Can you set out the entries as a Markdown table with the columns Row and Entry line, starting at the first entry and stopping after the line that contains "align-bottom-icon xyxy=(277,98,291,107)"? Skip any blank lines.

——

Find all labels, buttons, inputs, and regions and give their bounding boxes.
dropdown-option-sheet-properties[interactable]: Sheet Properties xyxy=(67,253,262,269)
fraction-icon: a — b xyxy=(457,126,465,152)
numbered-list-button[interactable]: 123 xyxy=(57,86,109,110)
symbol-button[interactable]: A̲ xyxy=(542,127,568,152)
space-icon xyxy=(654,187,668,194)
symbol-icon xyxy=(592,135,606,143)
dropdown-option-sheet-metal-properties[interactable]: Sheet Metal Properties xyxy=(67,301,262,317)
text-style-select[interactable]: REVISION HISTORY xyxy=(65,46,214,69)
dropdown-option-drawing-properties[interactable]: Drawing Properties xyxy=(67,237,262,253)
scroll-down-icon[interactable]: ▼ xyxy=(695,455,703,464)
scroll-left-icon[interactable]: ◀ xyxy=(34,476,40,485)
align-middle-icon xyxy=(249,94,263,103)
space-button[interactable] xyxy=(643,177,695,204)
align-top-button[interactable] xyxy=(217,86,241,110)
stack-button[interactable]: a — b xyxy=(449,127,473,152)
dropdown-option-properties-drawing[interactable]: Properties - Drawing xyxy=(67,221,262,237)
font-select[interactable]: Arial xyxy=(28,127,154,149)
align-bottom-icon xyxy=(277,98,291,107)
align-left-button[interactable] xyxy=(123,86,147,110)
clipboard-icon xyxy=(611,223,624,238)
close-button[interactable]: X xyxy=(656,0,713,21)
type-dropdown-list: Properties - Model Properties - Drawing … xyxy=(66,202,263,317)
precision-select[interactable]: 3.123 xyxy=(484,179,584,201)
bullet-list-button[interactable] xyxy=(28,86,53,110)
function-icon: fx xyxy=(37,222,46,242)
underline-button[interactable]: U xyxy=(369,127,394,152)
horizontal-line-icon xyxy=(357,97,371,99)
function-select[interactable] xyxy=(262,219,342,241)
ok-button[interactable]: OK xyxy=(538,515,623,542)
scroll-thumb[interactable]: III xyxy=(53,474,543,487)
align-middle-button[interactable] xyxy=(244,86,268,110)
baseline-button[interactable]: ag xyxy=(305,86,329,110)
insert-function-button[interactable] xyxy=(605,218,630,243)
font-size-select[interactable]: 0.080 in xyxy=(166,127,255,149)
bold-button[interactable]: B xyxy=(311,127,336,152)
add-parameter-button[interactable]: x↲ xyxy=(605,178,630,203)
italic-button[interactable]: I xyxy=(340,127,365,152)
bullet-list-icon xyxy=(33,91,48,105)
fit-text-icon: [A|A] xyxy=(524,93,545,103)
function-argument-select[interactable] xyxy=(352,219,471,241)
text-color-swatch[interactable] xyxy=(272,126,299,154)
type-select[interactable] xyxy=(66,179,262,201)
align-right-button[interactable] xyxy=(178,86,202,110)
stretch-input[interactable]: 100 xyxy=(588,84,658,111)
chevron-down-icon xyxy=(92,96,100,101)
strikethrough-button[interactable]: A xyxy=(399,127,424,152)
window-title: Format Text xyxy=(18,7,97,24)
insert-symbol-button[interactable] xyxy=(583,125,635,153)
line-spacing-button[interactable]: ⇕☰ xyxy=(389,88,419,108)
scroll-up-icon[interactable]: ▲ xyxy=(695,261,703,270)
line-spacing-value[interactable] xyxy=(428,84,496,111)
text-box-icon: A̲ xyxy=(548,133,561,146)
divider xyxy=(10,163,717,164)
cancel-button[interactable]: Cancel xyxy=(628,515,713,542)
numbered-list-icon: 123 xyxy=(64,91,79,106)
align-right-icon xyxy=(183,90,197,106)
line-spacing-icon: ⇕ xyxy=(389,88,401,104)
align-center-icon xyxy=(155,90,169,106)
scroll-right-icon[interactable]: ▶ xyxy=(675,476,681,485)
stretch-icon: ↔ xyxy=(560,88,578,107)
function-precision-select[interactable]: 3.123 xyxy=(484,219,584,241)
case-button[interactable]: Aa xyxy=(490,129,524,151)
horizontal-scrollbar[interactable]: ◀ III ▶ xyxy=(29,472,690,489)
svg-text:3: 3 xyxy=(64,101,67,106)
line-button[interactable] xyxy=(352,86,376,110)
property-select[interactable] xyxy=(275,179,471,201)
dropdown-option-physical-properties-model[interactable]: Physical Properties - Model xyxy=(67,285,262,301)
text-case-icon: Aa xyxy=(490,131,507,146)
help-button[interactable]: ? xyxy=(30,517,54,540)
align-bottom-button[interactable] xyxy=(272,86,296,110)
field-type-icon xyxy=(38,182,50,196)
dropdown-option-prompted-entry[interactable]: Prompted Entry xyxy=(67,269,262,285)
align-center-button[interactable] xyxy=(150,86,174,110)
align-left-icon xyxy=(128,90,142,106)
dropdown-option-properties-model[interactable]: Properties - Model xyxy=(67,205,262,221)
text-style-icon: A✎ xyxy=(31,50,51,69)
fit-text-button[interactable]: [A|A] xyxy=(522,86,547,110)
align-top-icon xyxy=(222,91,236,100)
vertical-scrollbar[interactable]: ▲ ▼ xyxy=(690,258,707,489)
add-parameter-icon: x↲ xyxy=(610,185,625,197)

——

## ANSWER TO THE TASK
| Row | Entry line |
|---|---|
| 1 | Find all labels, buttons, inputs, and regions and give their bounding boxes. |
| 2 | dropdown-option-sheet-properties[interactable]: Sheet Properties xyxy=(67,253,262,269) |
| 3 | fraction-icon: a — b xyxy=(457,126,465,152) |
| 4 | numbered-list-button[interactable]: 123 xyxy=(57,86,109,110) |
| 5 | symbol-button[interactable]: A̲ xyxy=(542,127,568,152) |
| 6 | space-icon xyxy=(654,187,668,194) |
| 7 | symbol-icon xyxy=(592,135,606,143) |
| 8 | dropdown-option-sheet-metal-properties[interactable]: Sheet Metal Properties xyxy=(67,301,262,317) |
| 9 | text-style-select[interactable]: REVISION HISTORY xyxy=(65,46,214,69) |
| 10 | dropdown-option-drawing-properties[interactable]: Drawing Properties xyxy=(67,237,262,253) |
| 11 | scroll-down-icon[interactable]: ▼ xyxy=(695,455,703,464) |
| 12 | scroll-left-icon[interactable]: ◀ xyxy=(34,476,40,485) |
| 13 | align-middle-icon xyxy=(249,94,263,103) |
| 14 | space-button[interactable] xyxy=(643,177,695,204) |
| 15 | align-top-button[interactable] xyxy=(217,86,241,110) |
| 16 | stack-button[interactable]: a — b xyxy=(449,127,473,152) |
| 17 | dropdown-option-properties-drawing[interactable]: Properties - Drawing xyxy=(67,221,262,237) |
| 18 | font-select[interactable]: Arial xyxy=(28,127,154,149) |
| 19 | align-bottom-icon xyxy=(277,98,291,107) |